**TASK TO COMPLETE**
Would you output the whole listing below, exactly as it reads?

======== STORED RECORDS

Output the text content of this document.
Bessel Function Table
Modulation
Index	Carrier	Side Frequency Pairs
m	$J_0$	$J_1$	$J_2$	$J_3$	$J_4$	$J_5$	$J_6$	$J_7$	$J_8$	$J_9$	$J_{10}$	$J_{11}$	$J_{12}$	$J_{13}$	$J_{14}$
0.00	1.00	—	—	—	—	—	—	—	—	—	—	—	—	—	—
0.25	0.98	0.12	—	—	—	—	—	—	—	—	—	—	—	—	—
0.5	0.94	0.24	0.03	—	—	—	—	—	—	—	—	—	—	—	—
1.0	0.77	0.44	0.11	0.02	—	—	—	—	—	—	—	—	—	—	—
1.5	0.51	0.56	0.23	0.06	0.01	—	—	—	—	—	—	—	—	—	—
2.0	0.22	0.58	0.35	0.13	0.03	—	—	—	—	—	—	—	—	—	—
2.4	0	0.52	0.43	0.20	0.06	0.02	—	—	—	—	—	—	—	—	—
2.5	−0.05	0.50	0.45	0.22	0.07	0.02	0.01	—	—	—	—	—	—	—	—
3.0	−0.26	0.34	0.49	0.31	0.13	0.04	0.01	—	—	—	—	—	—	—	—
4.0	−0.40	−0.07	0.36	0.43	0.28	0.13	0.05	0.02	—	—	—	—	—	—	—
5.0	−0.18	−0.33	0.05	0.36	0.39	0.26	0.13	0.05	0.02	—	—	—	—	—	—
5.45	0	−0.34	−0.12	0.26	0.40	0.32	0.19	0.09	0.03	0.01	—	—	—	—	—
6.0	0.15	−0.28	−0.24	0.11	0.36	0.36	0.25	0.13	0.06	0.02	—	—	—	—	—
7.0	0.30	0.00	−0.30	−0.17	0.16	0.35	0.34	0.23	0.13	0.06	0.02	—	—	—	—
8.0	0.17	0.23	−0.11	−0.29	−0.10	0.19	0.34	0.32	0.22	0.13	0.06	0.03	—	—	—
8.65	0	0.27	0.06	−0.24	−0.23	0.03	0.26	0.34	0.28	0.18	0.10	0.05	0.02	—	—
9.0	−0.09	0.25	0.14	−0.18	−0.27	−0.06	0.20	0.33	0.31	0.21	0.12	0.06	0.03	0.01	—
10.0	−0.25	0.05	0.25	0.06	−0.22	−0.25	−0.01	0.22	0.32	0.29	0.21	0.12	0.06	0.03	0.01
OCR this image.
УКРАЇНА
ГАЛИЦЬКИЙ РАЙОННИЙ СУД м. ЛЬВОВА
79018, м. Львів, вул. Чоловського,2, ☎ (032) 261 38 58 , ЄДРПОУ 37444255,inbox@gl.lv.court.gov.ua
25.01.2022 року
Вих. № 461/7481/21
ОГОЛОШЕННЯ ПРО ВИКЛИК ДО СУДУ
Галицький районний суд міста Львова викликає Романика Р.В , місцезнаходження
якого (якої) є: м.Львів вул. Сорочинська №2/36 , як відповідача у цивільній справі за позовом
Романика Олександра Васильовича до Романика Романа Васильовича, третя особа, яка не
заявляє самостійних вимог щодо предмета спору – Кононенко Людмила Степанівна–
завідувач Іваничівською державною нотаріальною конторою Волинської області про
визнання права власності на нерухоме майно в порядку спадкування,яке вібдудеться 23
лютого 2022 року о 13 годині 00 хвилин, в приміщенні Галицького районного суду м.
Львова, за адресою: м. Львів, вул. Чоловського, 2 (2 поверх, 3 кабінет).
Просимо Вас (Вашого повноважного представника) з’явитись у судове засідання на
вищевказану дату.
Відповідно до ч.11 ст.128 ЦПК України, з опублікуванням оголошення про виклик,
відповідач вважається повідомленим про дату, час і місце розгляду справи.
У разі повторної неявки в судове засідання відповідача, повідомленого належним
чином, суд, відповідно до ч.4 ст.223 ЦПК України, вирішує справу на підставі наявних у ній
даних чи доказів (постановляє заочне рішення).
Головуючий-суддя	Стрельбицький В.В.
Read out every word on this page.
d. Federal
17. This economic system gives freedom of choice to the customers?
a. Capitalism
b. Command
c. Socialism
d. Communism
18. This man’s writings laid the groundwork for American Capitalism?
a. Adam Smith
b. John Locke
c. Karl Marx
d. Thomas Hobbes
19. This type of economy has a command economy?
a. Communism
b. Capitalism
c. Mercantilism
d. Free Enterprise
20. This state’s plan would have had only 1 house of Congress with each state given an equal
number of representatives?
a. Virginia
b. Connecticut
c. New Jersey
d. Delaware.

================

**WORKED SOLUTION**
Output the text content of this document.
Bessel Function Table
Modulation
Index	Carrier	Side Frequency Pairs
m	$J_0$	$J_1$	$J_2$	$J_3$	$J_4$	$J_5$	$J_6$	$J_7$	$J_8$	$J_9$	$J_{10}$	$J_{11}$	$J_{12}$	$J_{13}$	$J_{14}$
0.00	1.00	—	—	—	—	—	—	—	—	—	—	—	—	—	—
0.25	0.98	0.12	—	—	—	—	—	—	—	—	—	—	—	—	—
0.5	0.94	0.24	0.03	—	—	—	—	—	—	—	—	—	—	—	—
1.0	0.77	0.44	0.11	0.02	—	—	—	—	—	—	—	—	—	—	—
1.5	0.51	0.56	0.23	0.06	0.01	—	—	—	—	—	—	—	—	—	—
2.0	0.22	0.58	0.35	0.13	0.03	—	—	—	—	—	—	—	—	—	—
2.4	0	0.52	0.43	0.20	0.06	0.02	—	—	—	—	—	—	—	—	—
2.5	−0.05	0.50	0.45	0.22	0.07	0.02	0.01	—	—	—	—	—	—	—	—
3.0	−0.26	0.34	0.49	0.31	0.13	0.04	0.01	—	—	—	—	—	—	—	—
4.0	−0.40	−0.07	0.36	0.43	0.28	0.13	0.05	0.02	—	—	—	—	—	—	—
5.0	−0.18	−0.33	0.05	0.36	0.39	0.26	0.13	0.05	0.02	—	—	—	—	—	—
5.45	0	−0.34	−0.12	0.26	0.40	0.32	0.19	0.09	0.03	0.01	—	—	—	—	—
6.0	0.15	−0.28	−0.24	0.11	0.36	0.36	0.25	0.13	0.06	0.02	—	—	—	—	—
7.0	0.30	0.00	−0.30	−0.17	0.16	0.35	0.34	0.23	0.13	0.06	0.02	—	—	—	—
8.0	0.17	0.23	−0.11	−0.29	−0.10	0.19	0.34	0.32	0.22	0.13	0.06	0.03	—	—	—
8.65	0	0.27	0.06	−0.24	−0.23	0.03	0.26	0.34	0.28	0.18	0.10	0.05	0.02	—	—
9.0	−0.09	0.25	0.14	−0.18	−0.27	−0.06	0.20	0.33	0.31	0.21	0.12	0.06	0.03	0.01	—
10.0	−0.25	0.05	0.25	0.06	−0.22	−0.25	−0.01	0.22	0.32	0.29	0.21	0.12	0.06	0.03	0.01
OCR this image.
УКРАЇНА
ГАЛИЦЬКИЙ РАЙОННИЙ СУД м. ЛЬВОВА
79018, м. Львів, вул. Чоловського,2, ☎ (032) 261 38 58 , ЄДРПОУ 37444255,inbox@gl.lv.court.gov.ua
25.01.2022 року
Вих. № 461/7481/21
ОГОЛОШЕННЯ ПРО ВИКЛИК ДО СУДУ
Галицький районний суд міста Львова викликає Романика Р.В , місцезнаходження
якого (якої) є: м.Львів вул. Сорочинська №2/36 , як відповідача у цивільній справі за позовом
Романика Олександра Васильовича до Романика Романа Васильовича, третя особа, яка не
заявляє самостійних вимог щодо предмета спору – Кононенко Людмила Степанівна–
завідувач Іваничівською державною нотаріальною конторою Волинської області про
визнання права власності на нерухоме майно в порядку спадкування,яке вібдудеться 23
лютого 2022 року о 13 годині 00 хвилин, в приміщенні Галицького районного суду м.
Львова, за адресою: м. Львів, вул. Чоловського, 2 (2 поверх, 3 кабінет).
Просимо Вас (Вашого повноважного представника) з’явитись у судове засідання на
вищевказану дату.
Відповідно до ч.11 ст.128 ЦПК України, з опублікуванням оголошення про виклик,
відповідач вважається повідомленим про дату, час і місце розгляду справи.
У разі повторної неявки в судове засідання відповідача, повідомленого належним
чином, суд, відповідно до ч.4 ст.223 ЦПК України, вирішує справу на підставі наявних у ній
даних чи доказів (постановляє заочне рішення).
Головуючий-суддя	Стрельбицький В.В.
Read out every word on this page.
d. Federal
17. This economic system gives freedom of choice to the customers?
a. Capitalism
b. Command
c. Socialism
d. Communism
18. This man’s writings laid the groundwork for American Capitalism?
a. Adam Smith
b. John Locke
c. Karl Marx
d. Thomas Hobbes
19. This type of economy has a command economy?
a. Communism
b. Capitalism
c. Mercantilism
d. Free Enterprise
20. This state’s plan would have had only 1 house of Congress with each state given an equal
number of representatives?
a. Virginia
b. Connecticut
c. New Jersey
d. Delaware.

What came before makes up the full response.